CEL ĆWICZENIA | Czy możesz przepisać wszystkie poniższe wiersze, zamieniając „Oil painting anime” na „Watercolor anime” i nie zmieniając niczego poza tym? Obrazy pomiń w odpowiedzi.

Dane o położeniu elementów |
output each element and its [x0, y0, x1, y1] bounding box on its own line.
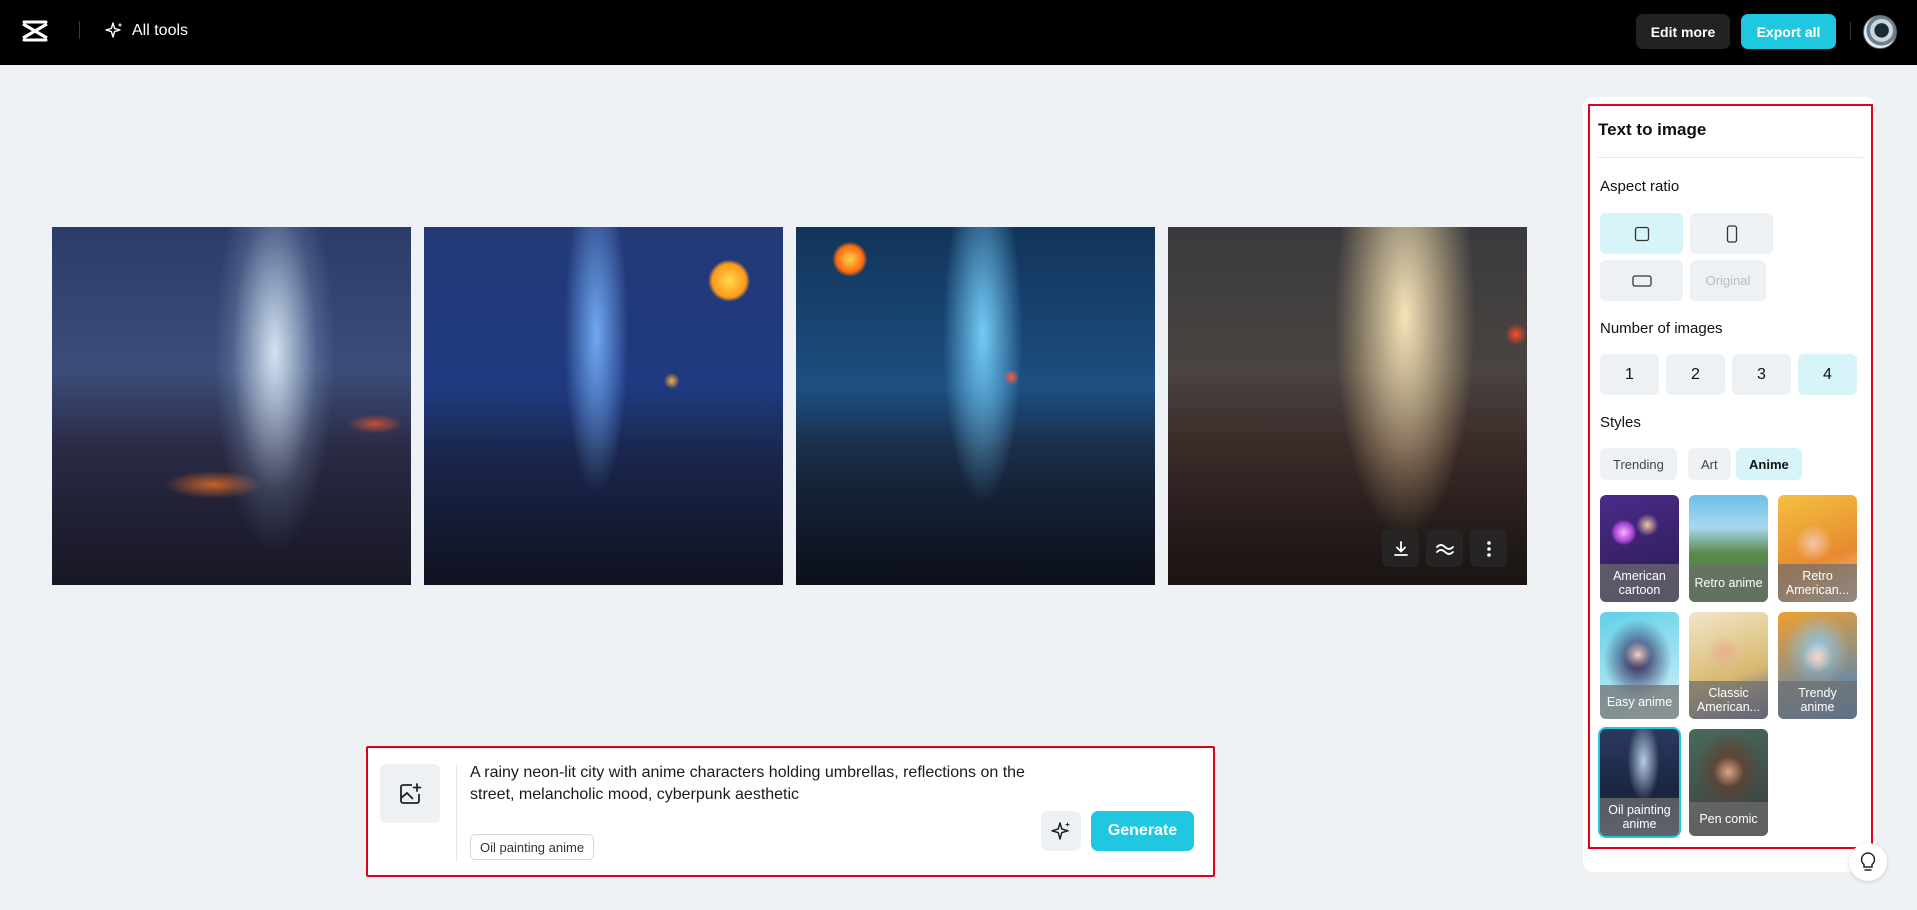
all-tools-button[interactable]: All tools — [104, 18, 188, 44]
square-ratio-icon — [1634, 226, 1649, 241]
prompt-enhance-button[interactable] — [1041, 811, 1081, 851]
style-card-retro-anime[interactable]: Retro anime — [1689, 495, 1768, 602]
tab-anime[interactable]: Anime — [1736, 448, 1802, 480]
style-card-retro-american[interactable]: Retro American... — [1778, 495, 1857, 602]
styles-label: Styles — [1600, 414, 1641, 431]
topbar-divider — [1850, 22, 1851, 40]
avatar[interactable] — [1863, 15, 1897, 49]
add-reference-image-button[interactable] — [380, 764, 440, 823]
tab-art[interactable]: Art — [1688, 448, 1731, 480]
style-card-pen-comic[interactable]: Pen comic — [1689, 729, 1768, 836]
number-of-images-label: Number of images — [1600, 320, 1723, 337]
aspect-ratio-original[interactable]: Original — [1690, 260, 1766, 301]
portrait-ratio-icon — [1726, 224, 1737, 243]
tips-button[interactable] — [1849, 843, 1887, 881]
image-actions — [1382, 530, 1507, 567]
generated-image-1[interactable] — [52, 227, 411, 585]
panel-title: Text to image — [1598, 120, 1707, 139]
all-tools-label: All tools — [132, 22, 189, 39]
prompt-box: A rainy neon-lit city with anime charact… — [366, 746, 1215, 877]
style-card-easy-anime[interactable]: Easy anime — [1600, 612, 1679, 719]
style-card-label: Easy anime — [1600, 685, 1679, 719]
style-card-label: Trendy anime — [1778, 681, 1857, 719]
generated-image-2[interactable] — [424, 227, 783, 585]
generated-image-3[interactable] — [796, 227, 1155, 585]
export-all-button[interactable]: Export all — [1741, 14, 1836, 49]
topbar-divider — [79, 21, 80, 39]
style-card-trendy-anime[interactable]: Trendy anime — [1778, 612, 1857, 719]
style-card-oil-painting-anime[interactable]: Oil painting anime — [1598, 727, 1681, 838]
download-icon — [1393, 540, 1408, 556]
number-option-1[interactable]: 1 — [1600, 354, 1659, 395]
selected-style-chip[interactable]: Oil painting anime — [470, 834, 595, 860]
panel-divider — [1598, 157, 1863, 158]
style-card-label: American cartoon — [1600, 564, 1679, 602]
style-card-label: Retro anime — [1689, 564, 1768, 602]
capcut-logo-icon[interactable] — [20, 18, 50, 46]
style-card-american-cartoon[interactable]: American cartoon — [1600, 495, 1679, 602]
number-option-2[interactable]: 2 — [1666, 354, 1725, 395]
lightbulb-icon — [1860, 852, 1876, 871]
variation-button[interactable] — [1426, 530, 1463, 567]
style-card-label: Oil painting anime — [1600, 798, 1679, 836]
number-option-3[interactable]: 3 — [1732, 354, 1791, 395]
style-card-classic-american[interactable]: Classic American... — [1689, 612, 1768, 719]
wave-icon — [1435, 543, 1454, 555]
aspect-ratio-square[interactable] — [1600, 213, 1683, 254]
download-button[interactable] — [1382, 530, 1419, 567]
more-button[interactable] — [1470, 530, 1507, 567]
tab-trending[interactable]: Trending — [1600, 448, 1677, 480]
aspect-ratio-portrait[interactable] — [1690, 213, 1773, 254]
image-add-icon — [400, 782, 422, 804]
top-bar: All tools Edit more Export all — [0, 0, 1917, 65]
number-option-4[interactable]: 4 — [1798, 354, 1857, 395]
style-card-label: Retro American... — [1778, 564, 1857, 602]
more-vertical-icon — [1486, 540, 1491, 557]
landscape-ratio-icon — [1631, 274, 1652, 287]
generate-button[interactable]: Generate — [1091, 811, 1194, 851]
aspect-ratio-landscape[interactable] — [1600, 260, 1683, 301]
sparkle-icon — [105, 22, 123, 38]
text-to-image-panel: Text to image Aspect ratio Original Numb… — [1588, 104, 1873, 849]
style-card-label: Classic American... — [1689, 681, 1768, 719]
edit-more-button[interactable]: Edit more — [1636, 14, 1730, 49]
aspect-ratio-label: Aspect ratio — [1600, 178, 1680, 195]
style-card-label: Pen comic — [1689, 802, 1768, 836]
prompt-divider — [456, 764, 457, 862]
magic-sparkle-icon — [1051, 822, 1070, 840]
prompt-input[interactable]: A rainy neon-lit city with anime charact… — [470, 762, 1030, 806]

OCZEKIWANY WYNIK |
output each element and its [x0, y0, x1, y1] bounding box on its own line.
all-tools-button[interactable]: All tools — [104, 18, 188, 44]
square-ratio-icon — [1634, 226, 1649, 241]
prompt-enhance-button[interactable] — [1041, 811, 1081, 851]
style-card-retro-anime[interactable]: Retro anime — [1689, 495, 1768, 602]
tab-anime[interactable]: Anime — [1736, 448, 1802, 480]
style-card-retro-american[interactable]: Retro American... — [1778, 495, 1857, 602]
styles-label: Styles — [1600, 414, 1641, 431]
topbar-divider — [1850, 22, 1851, 40]
avatar[interactable] — [1863, 15, 1897, 49]
add-reference-image-button[interactable] — [380, 764, 440, 823]
tab-art[interactable]: Art — [1688, 448, 1731, 480]
style-card-pen-comic[interactable]: Pen comic — [1689, 729, 1768, 836]
number-of-images-label: Number of images — [1600, 320, 1723, 337]
aspect-ratio-original[interactable]: Original — [1690, 260, 1766, 301]
portrait-ratio-icon — [1726, 224, 1737, 243]
tips-button[interactable] — [1849, 843, 1887, 881]
image-actions — [1382, 530, 1507, 567]
generated-image-1[interactable] — [52, 227, 411, 585]
panel-title: Text to image — [1598, 120, 1707, 139]
all-tools-label: All tools — [132, 22, 189, 39]
prompt-box: A rainy neon-lit city with anime charact… — [366, 746, 1215, 877]
style-card-easy-anime[interactable]: Easy anime — [1600, 612, 1679, 719]
style-card-label: Easy anime — [1600, 685, 1679, 719]
style-card-label: Trendy anime — [1778, 681, 1857, 719]
generated-image-2[interactable] — [424, 227, 783, 585]
generated-image-3[interactable] — [796, 227, 1155, 585]
export-all-button[interactable]: Export all — [1741, 14, 1836, 49]
topbar-divider — [79, 21, 80, 39]
style-card-trendy-anime[interactable]: Trendy anime — [1778, 612, 1857, 719]
style-card-oil-painting-anime[interactable]: Watercolor anime — [1598, 727, 1681, 838]
download-icon — [1393, 540, 1408, 556]
number-option-1[interactable]: 1 — [1600, 354, 1659, 395]
selected-style-chip[interactable]: Watercolor anime — [470, 834, 595, 860]
panel-divider — [1598, 157, 1863, 158]
style-card-label: American cartoon — [1600, 564, 1679, 602]
style-card-label: Retro anime — [1689, 564, 1768, 602]
capcut-logo-icon[interactable] — [20, 18, 50, 46]
style-card-american-cartoon[interactable]: American cartoon — [1600, 495, 1679, 602]
number-option-2[interactable]: 2 — [1666, 354, 1725, 395]
lightbulb-icon — [1860, 852, 1876, 871]
variation-button[interactable] — [1426, 530, 1463, 567]
style-card-label: Watercolor anime — [1600, 798, 1679, 836]
number-option-3[interactable]: 3 — [1732, 354, 1791, 395]
style-card-classic-american[interactable]: Classic American... — [1689, 612, 1768, 719]
wave-icon — [1435, 543, 1454, 555]
aspect-ratio-square[interactable] — [1600, 213, 1683, 254]
download-button[interactable] — [1382, 530, 1419, 567]
more-button[interactable] — [1470, 530, 1507, 567]
tab-trending[interactable]: Trending — [1600, 448, 1677, 480]
aspect-ratio-portrait[interactable] — [1690, 213, 1773, 254]
image-add-icon — [400, 782, 422, 804]
top-bar: All tools Edit more Export all — [0, 0, 1917, 65]
number-option-4[interactable]: 4 — [1798, 354, 1857, 395]
style-card-label: Retro American... — [1778, 564, 1857, 602]
more-vertical-icon — [1486, 540, 1491, 557]
landscape-ratio-icon — [1631, 274, 1652, 287]
generate-button[interactable]: Generate — [1091, 811, 1194, 851]
aspect-ratio-landscape[interactable] — [1600, 260, 1683, 301]
sparkle-icon — [105, 22, 123, 38]
text-to-image-panel: Text to image Aspect ratio Original Numb… — [1588, 104, 1873, 849]
style-card-label: Classic American... — [1689, 681, 1768, 719]
edit-more-button[interactable]: Edit more — [1636, 14, 1730, 49]
aspect-ratio-label: Aspect ratio — [1600, 178, 1680, 195]
style-card-label: Pen comic — [1689, 802, 1768, 836]
prompt-divider — [456, 764, 457, 862]
magic-sparkle-icon — [1051, 822, 1070, 840]
prompt-input[interactable]: A rainy neon-lit city with anime charact… — [470, 762, 1030, 806]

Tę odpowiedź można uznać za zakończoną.